Data entries for graphics:
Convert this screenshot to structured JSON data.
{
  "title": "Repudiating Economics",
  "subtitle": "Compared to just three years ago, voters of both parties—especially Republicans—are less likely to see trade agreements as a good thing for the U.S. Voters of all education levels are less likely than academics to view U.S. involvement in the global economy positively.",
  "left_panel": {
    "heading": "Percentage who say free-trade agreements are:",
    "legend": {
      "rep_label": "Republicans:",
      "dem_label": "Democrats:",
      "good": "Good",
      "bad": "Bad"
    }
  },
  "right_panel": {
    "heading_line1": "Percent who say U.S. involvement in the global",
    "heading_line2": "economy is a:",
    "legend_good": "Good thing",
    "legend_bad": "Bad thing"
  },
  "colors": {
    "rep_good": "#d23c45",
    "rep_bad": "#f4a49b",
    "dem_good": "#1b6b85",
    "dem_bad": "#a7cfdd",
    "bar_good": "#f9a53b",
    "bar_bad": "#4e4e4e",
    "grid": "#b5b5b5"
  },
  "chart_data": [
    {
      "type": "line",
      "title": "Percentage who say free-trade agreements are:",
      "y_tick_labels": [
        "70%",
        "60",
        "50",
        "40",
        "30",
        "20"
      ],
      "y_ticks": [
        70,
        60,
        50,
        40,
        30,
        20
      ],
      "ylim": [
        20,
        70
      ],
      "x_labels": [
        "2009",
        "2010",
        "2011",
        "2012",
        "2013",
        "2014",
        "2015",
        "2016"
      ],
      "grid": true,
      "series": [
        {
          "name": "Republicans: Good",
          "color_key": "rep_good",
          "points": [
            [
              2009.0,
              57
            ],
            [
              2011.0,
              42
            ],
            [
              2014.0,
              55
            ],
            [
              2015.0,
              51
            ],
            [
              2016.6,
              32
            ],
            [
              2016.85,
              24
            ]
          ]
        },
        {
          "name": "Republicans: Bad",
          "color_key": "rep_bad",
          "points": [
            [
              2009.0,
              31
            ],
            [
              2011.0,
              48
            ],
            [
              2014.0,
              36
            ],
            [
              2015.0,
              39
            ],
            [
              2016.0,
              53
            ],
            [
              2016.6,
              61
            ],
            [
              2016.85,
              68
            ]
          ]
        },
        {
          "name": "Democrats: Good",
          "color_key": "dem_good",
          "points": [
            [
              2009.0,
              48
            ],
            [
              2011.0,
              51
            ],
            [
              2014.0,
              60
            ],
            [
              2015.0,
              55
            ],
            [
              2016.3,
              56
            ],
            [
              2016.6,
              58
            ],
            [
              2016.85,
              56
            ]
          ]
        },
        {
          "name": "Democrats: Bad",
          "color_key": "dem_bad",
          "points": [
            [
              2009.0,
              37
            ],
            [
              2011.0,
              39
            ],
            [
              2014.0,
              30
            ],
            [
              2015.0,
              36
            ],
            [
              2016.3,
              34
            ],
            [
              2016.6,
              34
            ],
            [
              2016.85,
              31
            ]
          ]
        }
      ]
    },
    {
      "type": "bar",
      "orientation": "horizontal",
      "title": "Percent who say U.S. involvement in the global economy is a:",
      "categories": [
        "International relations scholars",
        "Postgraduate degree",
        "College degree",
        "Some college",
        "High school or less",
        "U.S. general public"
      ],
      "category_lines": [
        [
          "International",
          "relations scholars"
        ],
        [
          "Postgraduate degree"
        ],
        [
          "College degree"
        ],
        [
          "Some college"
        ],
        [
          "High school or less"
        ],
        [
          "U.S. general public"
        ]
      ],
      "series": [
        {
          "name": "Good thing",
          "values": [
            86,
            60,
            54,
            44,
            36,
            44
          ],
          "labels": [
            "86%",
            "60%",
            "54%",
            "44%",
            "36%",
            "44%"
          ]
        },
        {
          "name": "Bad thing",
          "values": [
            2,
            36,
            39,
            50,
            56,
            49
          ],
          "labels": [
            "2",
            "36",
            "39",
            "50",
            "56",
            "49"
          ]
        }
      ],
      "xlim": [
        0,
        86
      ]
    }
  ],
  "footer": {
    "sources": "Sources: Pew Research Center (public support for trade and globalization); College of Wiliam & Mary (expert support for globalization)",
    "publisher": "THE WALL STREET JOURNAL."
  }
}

* * *

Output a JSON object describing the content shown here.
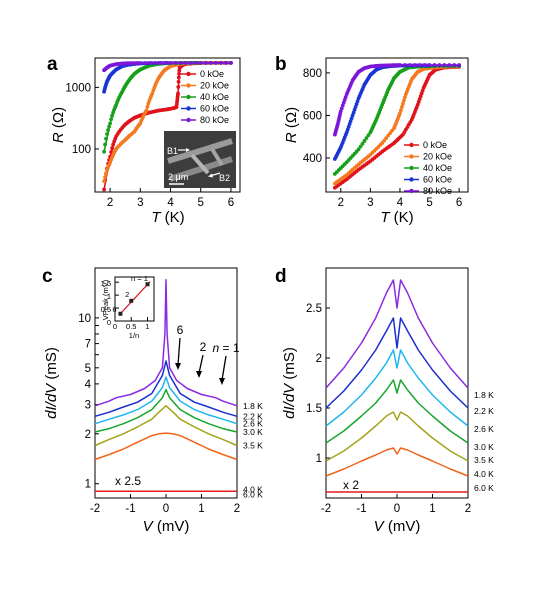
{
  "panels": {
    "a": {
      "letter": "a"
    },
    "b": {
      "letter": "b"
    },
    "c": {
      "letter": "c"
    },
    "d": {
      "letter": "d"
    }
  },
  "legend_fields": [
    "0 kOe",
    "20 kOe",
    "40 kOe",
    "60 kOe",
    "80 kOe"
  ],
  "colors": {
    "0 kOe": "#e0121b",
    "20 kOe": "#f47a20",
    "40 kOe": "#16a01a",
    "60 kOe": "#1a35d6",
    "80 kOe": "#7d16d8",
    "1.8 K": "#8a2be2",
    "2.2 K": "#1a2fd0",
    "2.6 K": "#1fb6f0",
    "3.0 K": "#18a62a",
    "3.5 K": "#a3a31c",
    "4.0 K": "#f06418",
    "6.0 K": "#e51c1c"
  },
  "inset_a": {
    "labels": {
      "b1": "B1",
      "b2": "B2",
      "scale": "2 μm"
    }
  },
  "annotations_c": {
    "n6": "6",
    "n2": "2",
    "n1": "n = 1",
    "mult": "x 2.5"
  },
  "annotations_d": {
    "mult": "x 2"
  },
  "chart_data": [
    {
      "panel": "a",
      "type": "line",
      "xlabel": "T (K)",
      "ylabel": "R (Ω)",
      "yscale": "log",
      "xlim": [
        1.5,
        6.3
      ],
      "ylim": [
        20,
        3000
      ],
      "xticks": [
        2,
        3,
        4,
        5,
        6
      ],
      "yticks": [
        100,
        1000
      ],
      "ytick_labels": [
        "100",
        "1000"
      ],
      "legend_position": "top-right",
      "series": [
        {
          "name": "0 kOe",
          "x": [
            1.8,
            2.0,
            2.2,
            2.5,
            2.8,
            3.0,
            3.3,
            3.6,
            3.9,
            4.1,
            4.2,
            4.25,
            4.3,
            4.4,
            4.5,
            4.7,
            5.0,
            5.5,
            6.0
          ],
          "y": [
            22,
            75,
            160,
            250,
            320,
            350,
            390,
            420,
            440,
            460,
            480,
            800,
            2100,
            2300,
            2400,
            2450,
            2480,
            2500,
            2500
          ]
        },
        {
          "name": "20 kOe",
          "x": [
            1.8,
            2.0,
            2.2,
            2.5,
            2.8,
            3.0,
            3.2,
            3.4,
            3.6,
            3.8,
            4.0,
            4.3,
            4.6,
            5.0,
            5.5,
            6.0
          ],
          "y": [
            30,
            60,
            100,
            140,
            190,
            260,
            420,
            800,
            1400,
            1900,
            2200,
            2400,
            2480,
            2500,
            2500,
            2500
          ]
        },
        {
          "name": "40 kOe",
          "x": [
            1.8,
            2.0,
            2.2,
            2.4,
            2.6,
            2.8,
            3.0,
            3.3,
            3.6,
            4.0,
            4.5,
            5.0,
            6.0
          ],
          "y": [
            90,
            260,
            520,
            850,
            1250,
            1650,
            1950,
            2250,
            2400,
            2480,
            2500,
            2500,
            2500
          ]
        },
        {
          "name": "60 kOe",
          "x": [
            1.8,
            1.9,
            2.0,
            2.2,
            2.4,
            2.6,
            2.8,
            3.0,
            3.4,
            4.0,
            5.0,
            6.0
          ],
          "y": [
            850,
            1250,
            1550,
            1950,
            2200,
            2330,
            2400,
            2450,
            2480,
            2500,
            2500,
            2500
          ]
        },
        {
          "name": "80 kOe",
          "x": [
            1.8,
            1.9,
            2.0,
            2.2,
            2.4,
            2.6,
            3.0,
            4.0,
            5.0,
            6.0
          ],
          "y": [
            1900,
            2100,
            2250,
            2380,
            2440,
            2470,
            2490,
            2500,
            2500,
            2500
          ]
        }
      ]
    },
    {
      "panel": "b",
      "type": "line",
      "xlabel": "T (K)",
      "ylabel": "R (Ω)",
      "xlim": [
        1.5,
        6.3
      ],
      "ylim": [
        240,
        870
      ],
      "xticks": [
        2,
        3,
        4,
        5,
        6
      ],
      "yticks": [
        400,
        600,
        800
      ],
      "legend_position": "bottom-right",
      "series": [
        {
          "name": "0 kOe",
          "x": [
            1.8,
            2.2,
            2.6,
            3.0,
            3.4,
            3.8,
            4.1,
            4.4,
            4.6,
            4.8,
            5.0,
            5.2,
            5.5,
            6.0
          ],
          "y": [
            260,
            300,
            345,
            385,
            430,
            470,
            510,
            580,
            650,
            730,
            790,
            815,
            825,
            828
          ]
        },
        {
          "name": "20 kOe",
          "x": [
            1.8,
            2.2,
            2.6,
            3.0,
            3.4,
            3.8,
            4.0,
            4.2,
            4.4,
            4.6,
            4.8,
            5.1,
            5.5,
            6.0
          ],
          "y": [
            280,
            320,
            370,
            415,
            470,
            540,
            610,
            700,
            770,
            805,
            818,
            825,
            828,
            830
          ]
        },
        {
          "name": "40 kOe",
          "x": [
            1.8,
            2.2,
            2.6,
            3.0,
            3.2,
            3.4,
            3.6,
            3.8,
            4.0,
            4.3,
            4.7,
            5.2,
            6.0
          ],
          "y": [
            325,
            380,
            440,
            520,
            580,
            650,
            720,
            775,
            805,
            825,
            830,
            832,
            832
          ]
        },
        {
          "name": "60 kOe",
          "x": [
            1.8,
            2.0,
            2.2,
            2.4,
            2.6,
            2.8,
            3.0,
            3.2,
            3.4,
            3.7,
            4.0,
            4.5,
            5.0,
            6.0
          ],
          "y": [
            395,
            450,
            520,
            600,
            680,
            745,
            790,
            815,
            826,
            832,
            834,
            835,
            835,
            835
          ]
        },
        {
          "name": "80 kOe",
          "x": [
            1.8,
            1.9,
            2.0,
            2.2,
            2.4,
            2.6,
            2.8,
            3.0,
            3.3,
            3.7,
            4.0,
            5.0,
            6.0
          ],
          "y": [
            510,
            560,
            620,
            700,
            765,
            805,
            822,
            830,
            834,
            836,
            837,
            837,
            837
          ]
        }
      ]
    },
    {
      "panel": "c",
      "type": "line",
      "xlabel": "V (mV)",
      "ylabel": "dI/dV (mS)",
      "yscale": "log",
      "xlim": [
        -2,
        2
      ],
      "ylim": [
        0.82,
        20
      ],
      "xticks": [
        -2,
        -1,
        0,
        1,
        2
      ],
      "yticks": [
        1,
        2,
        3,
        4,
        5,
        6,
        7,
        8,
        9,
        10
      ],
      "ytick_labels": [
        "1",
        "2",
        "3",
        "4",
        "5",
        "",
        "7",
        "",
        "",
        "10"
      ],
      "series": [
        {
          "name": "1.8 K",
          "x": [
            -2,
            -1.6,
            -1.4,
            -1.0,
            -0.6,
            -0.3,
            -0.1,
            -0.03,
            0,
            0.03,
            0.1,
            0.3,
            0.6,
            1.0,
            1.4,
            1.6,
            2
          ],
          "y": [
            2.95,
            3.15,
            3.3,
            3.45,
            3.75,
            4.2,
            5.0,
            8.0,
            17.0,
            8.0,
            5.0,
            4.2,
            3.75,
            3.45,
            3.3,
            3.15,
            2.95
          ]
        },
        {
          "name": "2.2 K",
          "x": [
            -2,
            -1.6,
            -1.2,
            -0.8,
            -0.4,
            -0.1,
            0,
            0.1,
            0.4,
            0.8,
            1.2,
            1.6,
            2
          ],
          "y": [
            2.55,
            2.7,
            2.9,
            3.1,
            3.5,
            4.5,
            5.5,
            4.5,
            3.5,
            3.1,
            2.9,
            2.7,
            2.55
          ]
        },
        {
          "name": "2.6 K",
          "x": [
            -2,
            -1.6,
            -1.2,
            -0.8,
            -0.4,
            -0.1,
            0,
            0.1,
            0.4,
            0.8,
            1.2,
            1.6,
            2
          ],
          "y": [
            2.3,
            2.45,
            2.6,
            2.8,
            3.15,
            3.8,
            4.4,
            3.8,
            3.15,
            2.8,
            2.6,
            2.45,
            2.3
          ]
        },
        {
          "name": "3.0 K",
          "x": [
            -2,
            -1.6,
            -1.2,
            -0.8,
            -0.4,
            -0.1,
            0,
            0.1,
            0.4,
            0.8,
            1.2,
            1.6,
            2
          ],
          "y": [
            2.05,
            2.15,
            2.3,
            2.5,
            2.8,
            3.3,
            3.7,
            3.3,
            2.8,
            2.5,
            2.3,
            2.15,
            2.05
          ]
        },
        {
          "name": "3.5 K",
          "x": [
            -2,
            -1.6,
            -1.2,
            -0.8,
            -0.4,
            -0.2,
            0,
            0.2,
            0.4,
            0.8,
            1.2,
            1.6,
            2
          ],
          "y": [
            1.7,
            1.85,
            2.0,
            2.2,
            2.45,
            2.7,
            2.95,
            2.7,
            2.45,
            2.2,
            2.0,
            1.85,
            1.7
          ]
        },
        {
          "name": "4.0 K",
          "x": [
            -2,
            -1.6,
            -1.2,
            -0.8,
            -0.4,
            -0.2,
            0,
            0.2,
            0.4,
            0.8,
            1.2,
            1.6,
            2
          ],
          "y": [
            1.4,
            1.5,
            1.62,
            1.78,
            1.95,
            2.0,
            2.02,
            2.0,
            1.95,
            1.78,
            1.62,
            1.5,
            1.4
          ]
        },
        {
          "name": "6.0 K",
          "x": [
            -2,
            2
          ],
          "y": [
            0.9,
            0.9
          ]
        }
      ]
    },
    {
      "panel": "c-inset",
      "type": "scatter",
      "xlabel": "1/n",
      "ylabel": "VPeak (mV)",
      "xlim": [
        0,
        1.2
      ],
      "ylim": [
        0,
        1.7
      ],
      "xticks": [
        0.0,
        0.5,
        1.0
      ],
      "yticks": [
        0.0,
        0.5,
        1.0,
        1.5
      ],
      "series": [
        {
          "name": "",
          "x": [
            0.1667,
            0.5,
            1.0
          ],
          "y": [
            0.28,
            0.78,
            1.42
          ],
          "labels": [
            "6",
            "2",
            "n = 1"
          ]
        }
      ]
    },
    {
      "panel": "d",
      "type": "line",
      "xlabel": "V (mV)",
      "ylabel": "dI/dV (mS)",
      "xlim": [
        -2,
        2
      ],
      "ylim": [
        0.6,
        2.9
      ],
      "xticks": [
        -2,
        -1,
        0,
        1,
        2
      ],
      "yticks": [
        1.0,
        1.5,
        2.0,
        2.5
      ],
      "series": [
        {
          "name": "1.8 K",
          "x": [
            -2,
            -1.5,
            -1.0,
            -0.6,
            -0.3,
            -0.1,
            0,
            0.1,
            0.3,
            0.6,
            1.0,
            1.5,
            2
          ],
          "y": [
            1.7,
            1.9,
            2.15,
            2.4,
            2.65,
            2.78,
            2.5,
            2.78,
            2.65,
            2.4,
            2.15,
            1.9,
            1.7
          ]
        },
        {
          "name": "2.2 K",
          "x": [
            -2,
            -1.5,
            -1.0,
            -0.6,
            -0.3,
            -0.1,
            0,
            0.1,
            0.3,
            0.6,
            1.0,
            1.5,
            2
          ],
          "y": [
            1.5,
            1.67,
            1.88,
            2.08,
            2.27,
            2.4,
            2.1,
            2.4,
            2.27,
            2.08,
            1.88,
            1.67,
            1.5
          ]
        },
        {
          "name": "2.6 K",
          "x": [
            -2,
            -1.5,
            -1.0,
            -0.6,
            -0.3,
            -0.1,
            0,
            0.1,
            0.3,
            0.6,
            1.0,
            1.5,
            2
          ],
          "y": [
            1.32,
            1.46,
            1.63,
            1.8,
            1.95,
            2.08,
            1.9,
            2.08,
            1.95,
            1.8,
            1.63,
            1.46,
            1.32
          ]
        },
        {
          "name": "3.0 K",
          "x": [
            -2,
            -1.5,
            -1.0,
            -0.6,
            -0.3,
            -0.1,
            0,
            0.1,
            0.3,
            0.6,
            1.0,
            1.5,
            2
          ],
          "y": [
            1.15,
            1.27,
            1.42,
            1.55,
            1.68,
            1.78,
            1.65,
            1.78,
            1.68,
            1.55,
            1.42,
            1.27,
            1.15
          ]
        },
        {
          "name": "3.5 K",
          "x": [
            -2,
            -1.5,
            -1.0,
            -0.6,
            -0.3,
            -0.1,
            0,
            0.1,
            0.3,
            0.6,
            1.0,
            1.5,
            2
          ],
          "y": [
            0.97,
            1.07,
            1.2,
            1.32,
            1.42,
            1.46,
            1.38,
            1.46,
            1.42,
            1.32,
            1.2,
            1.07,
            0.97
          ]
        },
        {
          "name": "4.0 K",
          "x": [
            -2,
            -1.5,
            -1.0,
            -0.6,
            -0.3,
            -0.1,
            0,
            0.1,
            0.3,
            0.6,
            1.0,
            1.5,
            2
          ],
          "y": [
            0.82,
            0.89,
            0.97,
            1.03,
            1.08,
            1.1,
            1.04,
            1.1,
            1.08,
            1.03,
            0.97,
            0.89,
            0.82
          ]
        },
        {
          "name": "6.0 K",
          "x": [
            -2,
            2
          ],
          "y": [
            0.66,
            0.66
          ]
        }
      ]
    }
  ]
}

(OBJECTIVE):
Reproduce each line holding the word "Democrats".

(TASK SOLUTION):
      "dem_label": "Democrats:",
          "name": "Democrats: Good",
          "name": "Democrats: Bad",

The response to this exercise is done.